--- Dataset excerpts ---

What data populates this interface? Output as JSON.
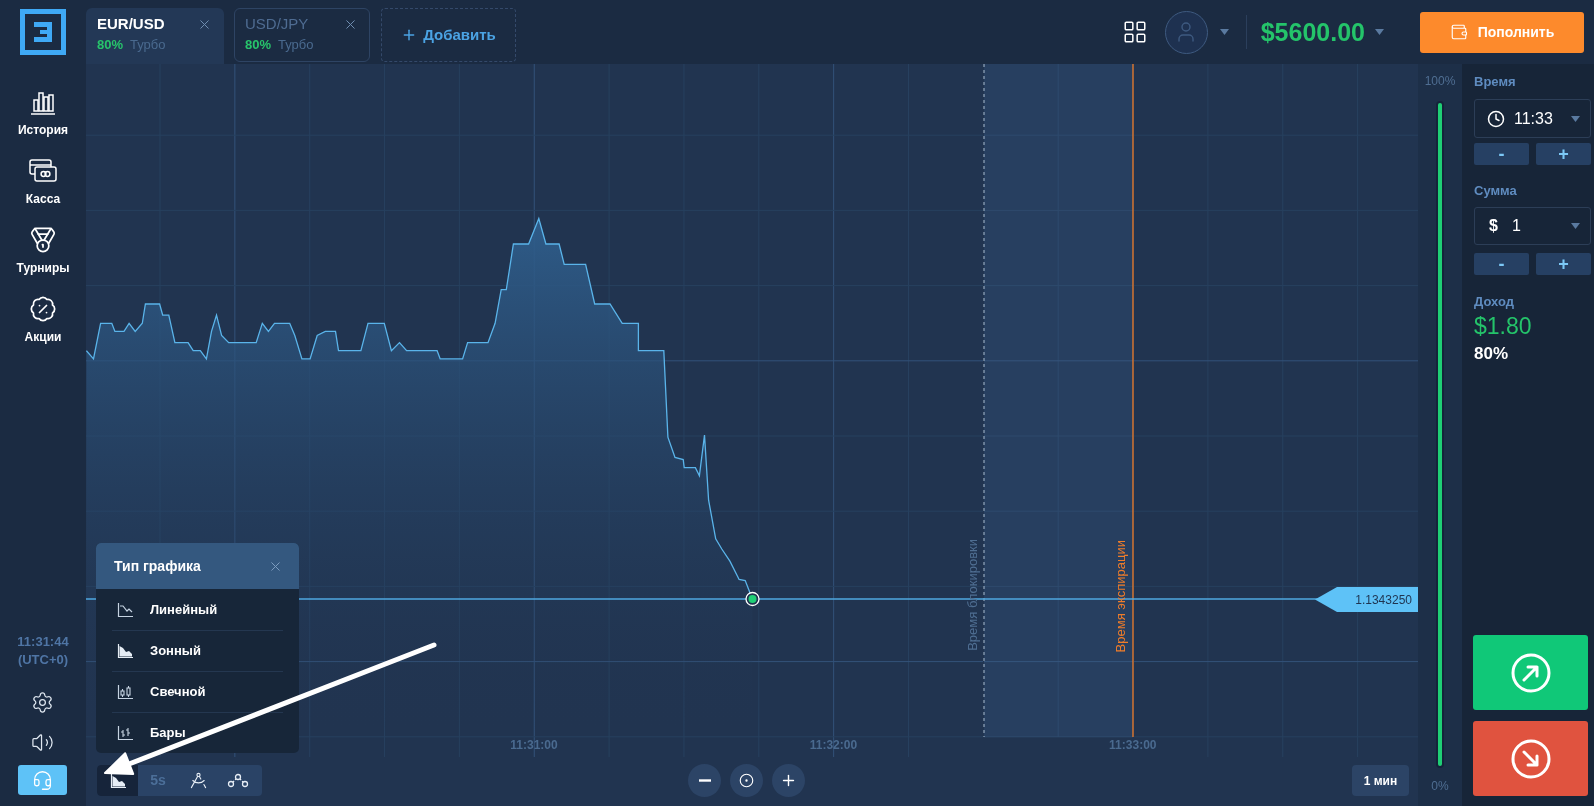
{
  "header": {
    "asset_tabs": [
      {
        "pair": "EUR/USD",
        "payout": "80%",
        "mode": "Турбо",
        "selected": true
      },
      {
        "pair": "USD/JPY",
        "payout": "80%",
        "mode": "Турбо",
        "selected": false
      }
    ],
    "add_button": "Добавить",
    "balance": "$5600.00",
    "deposit_button": "Пополнить"
  },
  "sidebar": {
    "items": [
      {
        "label": "История"
      },
      {
        "label": "Касса"
      },
      {
        "label": "Турниры"
      },
      {
        "label": "Акции"
      }
    ],
    "clock": {
      "time": "11:31:44",
      "zone": "(UTC+0)"
    }
  },
  "chart": {
    "time_labels": [
      "11:31:00",
      "11:32:00",
      "11:33:00"
    ],
    "lock_label": "Время блокировки",
    "expiry_label": "Время экспирации",
    "current_price": "1.1343250",
    "chart_type_menu": {
      "title": "Тип графика",
      "options": [
        "Линейный",
        "Зонный",
        "Свечной",
        "Бары"
      ]
    },
    "toolbar": {
      "chart_type_active": true,
      "interval": "5s"
    },
    "timeframe": "1 мин"
  },
  "sentiment": {
    "top_label": "100%",
    "level": 1,
    "bottom_label": "0%"
  },
  "trade_panel": {
    "time": {
      "label": "Время",
      "value": "11:33",
      "step_buttons": [
        "-",
        "+"
      ]
    },
    "amount": {
      "label": "Сумма",
      "currency": "$",
      "value": "1",
      "step_buttons": [
        "-",
        "+"
      ]
    },
    "income": {
      "label": "Доход",
      "value": "$1.80",
      "percent": "80%"
    }
  }
}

---

§ Problem requirements: Leave out the pictures and retype every line above exactly.

§ Result for this exercise:
What data populates this interface? Output as JSON.
{
  "header": {
    "asset_tabs": [
      {
        "pair": "EUR/USD",
        "payout": "80%",
        "mode": "Турбо",
        "selected": true
      },
      {
        "pair": "USD/JPY",
        "payout": "80%",
        "mode": "Турбо",
        "selected": false
      }
    ],
    "add_button": "Добавить",
    "balance": "$5600.00",
    "deposit_button": "Пополнить"
  },
  "sidebar": {
    "items": [
      {
        "label": "История"
      },
      {
        "label": "Касса"
      },
      {
        "label": "Турниры"
      },
      {
        "label": "Акции"
      }
    ],
    "clock": {
      "time": "11:31:44",
      "zone": "(UTC+0)"
    }
  },
  "chart": {
    "time_labels": [
      "11:31:00",
      "11:32:00",
      "11:33:00"
    ],
    "lock_label": "Время блокировки",
    "expiry_label": "Время экспирации",
    "current_price": "1.1343250",
    "chart_type_menu": {
      "title": "Тип графика",
      "options": [
        "Линейный",
        "Зонный",
        "Свечной",
        "Бары"
      ]
    },
    "toolbar": {
      "chart_type_active": true,
      "interval": "5s"
    },
    "timeframe": "1 мин"
  },
  "sentiment": {
    "top_label": "100%",
    "level": 1,
    "bottom_label": "0%"
  },
  "trade_panel": {
    "time": {
      "label": "Время",
      "value": "11:33",
      "step_buttons": [
        "-",
        "+"
      ]
    },
    "amount": {
      "label": "Сумма",
      "currency": "$",
      "value": "1",
      "step_buttons": [
        "-",
        "+"
      ]
    },
    "income": {
      "label": "Доход",
      "value": "$1.80",
      "percent": "80%"
    }
  }
}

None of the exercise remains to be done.